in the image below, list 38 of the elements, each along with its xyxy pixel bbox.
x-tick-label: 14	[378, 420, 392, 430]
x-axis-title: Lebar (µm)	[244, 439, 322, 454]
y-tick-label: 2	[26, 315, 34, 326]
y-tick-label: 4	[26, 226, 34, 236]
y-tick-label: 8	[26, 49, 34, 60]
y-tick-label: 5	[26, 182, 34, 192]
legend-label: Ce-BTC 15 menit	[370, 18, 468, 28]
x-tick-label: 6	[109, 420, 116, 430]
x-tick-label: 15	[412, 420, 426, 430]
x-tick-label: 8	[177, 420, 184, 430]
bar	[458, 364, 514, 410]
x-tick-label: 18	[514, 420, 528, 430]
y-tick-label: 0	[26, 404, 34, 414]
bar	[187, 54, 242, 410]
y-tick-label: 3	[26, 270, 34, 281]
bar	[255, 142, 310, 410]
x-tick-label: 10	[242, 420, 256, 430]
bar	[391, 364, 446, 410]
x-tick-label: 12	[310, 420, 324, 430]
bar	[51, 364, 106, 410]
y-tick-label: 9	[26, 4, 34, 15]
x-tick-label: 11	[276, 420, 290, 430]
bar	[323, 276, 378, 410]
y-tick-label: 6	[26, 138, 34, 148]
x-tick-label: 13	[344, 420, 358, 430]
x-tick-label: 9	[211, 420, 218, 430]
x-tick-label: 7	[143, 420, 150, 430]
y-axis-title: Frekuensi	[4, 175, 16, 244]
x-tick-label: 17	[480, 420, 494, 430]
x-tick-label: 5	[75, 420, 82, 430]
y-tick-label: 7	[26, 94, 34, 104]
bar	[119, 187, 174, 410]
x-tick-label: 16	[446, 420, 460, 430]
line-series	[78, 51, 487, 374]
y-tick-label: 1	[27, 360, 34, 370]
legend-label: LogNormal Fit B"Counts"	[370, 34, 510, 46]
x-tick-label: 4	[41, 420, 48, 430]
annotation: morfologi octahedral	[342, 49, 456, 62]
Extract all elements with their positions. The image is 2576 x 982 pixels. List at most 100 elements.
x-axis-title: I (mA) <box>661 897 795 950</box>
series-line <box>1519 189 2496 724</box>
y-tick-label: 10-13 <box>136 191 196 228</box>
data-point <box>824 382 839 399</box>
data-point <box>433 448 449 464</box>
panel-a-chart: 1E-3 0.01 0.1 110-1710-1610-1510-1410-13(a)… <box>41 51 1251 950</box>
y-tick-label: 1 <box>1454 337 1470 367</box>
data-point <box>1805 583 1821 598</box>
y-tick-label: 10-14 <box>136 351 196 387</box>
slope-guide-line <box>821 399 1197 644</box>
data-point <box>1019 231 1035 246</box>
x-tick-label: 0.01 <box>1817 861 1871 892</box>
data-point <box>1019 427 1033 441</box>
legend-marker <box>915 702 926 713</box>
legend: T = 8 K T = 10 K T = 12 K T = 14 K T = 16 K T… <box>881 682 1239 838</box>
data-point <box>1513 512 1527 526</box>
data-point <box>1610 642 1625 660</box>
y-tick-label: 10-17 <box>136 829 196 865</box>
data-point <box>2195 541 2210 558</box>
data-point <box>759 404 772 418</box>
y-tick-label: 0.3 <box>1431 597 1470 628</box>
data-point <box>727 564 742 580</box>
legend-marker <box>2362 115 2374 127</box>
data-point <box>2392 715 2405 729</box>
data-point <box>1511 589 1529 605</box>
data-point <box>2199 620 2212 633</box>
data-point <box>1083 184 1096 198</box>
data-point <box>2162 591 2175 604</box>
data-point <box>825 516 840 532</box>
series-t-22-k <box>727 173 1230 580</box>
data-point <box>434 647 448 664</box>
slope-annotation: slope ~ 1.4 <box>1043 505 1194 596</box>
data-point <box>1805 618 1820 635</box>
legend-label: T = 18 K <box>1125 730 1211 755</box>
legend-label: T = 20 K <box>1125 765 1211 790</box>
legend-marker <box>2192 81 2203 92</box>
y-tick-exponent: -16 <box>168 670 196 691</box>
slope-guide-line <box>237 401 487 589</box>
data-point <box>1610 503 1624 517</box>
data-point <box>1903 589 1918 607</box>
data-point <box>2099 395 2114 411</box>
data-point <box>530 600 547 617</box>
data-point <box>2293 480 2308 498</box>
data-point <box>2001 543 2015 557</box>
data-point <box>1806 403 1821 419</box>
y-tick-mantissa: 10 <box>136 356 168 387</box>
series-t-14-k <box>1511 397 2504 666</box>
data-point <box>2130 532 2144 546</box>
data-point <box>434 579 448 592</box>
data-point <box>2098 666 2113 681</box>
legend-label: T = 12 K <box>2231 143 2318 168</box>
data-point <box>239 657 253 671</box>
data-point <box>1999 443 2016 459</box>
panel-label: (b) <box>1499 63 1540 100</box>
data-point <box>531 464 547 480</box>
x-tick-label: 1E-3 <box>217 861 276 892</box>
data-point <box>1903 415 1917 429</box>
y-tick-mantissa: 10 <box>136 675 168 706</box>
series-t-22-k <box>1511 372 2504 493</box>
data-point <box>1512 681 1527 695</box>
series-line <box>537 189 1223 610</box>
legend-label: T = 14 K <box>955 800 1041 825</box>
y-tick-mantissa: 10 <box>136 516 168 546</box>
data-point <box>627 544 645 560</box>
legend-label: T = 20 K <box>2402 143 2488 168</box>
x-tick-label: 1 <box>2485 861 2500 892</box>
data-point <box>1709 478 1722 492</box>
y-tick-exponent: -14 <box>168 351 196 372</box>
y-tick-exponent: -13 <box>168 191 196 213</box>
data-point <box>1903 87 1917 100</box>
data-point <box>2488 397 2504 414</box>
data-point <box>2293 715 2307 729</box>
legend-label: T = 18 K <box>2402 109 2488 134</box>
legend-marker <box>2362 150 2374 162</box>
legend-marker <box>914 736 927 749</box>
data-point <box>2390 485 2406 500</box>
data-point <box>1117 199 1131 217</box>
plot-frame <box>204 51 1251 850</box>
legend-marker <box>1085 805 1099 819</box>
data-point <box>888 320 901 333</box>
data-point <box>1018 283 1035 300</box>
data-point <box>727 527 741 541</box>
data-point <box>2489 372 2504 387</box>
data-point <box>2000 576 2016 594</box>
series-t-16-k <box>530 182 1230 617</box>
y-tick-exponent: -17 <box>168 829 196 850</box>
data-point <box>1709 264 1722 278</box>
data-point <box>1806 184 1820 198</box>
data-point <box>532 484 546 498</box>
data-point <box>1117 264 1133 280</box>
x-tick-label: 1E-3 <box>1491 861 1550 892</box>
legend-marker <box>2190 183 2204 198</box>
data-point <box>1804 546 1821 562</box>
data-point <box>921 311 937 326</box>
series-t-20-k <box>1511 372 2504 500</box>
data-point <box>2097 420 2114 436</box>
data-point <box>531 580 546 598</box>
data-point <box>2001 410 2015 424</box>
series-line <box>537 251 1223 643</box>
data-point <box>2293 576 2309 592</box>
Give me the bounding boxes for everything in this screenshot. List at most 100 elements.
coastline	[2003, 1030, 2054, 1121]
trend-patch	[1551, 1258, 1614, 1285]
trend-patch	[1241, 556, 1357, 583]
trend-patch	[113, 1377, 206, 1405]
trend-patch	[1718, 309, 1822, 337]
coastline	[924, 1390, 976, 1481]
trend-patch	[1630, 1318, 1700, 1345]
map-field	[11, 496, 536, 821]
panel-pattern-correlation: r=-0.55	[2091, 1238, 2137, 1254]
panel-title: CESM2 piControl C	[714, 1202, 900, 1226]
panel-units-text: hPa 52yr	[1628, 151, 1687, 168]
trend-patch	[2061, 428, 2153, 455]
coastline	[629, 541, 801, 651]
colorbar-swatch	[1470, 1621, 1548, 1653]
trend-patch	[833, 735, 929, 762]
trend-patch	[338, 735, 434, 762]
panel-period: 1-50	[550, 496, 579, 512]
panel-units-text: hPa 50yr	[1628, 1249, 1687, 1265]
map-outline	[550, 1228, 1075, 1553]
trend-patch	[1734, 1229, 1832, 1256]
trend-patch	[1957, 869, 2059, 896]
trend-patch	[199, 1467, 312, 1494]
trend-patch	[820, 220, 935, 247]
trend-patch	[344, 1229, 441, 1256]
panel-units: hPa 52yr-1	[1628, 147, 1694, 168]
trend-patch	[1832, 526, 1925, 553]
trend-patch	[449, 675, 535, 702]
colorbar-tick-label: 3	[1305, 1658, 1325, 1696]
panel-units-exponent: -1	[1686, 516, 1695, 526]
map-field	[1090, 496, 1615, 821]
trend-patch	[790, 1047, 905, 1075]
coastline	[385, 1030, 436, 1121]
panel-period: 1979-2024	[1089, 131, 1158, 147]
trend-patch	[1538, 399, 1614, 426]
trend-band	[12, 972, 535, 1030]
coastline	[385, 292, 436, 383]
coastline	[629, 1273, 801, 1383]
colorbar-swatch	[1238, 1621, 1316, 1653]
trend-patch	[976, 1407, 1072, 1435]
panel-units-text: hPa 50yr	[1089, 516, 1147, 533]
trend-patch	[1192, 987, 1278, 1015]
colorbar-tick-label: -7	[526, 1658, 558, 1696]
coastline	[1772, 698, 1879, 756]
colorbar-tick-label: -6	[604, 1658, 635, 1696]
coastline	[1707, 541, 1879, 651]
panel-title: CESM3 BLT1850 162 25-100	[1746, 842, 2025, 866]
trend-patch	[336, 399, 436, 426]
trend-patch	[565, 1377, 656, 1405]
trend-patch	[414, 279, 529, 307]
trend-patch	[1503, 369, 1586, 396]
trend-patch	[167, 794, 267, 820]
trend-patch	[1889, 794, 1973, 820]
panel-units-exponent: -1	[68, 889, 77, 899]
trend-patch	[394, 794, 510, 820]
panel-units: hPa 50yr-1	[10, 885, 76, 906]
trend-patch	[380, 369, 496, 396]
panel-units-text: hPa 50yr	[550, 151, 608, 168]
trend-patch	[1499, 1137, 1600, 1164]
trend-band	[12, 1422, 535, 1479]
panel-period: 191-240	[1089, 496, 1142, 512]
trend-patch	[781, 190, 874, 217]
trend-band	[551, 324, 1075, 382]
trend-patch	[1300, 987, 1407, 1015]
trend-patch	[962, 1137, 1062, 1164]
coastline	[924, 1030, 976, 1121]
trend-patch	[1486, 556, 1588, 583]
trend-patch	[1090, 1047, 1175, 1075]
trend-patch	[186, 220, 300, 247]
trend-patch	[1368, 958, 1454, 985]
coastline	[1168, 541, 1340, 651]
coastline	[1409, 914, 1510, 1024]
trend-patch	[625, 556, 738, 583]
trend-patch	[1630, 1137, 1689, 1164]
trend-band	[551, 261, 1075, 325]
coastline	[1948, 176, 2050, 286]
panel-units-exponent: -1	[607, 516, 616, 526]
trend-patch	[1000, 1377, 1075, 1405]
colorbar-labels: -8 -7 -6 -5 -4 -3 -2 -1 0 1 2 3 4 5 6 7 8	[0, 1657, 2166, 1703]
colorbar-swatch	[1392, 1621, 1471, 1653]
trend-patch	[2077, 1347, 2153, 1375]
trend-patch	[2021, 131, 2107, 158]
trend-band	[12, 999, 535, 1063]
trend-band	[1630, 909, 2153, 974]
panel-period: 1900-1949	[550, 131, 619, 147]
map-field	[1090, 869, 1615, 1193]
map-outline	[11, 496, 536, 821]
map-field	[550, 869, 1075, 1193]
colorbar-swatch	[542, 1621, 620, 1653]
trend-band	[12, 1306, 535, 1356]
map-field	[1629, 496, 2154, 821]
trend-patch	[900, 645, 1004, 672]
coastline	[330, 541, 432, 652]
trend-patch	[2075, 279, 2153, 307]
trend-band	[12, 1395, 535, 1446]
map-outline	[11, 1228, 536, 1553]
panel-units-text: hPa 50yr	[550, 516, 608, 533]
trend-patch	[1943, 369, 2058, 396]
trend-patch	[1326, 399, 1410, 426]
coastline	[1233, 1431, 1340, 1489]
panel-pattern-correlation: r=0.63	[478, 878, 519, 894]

- THE EXERCISE -
Can you write out the listing again, from its first line through the line containing "142, 310, 410]", swapping "y-tick-label" for "y-axis-tick" wherever it occurs and keeping everything else unchanged?

- RESPONSE FOR THIS EXERCISE -
in the image below, list 38 of the elements, each along with its xyxy pixel bbox.
x-tick-label: 14	[378, 420, 392, 430]
x-axis-title: Lebar (µm)	[244, 439, 322, 454]
y-axis-tick: 2	[26, 315, 34, 326]
y-axis-tick: 4	[26, 226, 34, 236]
y-axis-tick: 8	[26, 49, 34, 60]
y-axis-tick: 5	[26, 182, 34, 192]
legend-label: Ce-BTC 15 menit	[370, 18, 468, 28]
x-tick-label: 6	[109, 420, 116, 430]
x-tick-label: 15	[412, 420, 426, 430]
x-tick-label: 8	[177, 420, 184, 430]
bar	[458, 364, 514, 410]
x-tick-label: 18	[514, 420, 528, 430]
y-axis-tick: 0	[26, 404, 34, 414]
bar	[187, 54, 242, 410]
y-axis-tick: 3	[26, 270, 34, 281]
bar	[255, 142, 310, 410]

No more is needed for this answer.